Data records
======

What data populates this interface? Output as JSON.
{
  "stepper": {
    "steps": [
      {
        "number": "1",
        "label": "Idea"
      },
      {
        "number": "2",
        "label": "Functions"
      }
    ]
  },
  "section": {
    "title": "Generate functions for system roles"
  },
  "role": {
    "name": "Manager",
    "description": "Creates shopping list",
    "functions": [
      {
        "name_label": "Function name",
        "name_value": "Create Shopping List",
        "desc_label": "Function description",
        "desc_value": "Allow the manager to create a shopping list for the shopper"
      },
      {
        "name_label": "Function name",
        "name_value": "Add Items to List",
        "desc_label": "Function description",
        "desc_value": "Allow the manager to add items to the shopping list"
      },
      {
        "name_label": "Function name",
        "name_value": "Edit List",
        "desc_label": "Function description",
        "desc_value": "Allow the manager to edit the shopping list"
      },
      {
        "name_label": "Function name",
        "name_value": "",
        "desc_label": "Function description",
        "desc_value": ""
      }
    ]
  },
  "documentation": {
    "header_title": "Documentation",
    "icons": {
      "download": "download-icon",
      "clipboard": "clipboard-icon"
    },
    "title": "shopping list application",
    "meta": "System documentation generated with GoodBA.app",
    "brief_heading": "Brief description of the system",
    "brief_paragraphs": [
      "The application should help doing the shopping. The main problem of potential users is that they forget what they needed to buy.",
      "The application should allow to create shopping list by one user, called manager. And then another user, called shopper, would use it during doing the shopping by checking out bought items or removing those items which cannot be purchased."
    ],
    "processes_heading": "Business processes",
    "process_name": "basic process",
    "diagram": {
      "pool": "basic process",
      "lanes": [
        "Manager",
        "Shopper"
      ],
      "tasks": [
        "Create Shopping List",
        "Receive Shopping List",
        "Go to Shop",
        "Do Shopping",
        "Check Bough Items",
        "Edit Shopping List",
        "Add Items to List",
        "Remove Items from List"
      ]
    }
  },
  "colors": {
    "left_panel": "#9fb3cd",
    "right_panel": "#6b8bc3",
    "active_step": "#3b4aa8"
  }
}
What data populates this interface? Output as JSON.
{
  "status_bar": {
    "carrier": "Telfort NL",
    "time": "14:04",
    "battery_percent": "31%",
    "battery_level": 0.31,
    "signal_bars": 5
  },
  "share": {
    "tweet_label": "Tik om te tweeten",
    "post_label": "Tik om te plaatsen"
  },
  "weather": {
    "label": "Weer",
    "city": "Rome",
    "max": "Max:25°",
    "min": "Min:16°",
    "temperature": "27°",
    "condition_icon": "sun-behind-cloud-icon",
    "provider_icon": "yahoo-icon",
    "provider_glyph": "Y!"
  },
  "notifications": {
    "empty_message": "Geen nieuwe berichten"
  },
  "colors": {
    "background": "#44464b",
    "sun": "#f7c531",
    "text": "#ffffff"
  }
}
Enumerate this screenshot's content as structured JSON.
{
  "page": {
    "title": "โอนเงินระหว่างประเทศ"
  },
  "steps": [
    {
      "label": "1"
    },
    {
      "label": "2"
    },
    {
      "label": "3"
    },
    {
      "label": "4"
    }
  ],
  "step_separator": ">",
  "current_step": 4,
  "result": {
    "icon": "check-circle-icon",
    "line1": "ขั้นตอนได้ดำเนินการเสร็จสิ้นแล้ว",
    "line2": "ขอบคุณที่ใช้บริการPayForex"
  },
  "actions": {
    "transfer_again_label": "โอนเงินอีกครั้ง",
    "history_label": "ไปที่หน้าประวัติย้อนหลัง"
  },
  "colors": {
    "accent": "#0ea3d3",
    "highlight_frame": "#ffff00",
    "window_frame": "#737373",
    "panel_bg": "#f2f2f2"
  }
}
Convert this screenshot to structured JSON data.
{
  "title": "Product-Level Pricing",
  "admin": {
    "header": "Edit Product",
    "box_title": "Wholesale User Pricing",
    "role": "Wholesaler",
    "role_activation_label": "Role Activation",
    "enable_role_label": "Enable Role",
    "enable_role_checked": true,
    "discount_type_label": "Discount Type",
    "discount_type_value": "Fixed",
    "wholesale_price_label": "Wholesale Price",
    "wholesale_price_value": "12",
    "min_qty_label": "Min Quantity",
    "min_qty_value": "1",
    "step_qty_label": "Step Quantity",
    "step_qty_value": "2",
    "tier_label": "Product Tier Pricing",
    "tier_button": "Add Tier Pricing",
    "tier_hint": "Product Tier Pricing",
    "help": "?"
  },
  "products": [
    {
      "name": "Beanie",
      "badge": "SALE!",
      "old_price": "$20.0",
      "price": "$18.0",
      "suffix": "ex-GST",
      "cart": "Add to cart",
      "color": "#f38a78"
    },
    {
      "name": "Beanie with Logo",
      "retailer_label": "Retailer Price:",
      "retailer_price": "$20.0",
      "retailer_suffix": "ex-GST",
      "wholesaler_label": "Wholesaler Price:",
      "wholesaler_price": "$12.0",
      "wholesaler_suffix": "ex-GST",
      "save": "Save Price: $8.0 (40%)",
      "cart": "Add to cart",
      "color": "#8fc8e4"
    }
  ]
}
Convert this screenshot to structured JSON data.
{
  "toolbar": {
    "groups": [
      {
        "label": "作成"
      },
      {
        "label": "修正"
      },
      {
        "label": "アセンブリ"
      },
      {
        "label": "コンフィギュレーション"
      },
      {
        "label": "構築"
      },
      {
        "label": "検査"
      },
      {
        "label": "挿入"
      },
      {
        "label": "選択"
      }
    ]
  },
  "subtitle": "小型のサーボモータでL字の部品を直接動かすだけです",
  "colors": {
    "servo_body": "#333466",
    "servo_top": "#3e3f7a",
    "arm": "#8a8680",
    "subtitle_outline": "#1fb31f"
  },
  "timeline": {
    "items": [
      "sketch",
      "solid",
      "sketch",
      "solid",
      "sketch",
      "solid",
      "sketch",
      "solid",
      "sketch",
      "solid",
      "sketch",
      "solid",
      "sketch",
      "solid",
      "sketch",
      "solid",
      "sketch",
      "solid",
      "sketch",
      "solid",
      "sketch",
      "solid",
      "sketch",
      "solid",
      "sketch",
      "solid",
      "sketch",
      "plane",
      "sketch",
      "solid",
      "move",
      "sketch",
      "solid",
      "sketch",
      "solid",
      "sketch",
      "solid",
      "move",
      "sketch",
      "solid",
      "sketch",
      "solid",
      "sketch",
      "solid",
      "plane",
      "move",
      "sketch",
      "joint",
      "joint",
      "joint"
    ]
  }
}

======

Copy each line of the entries that includes the word "doing".

## Result of this task
      "The application should help doing the shopping. The main problem of potential users is that they forget what they needed to buy.",
      "The application should allow to create shopping list by one user, called manager. And then another user, called shopper, would use it during doing the shopping by checking out bought items or removing those items which cannot be purchased."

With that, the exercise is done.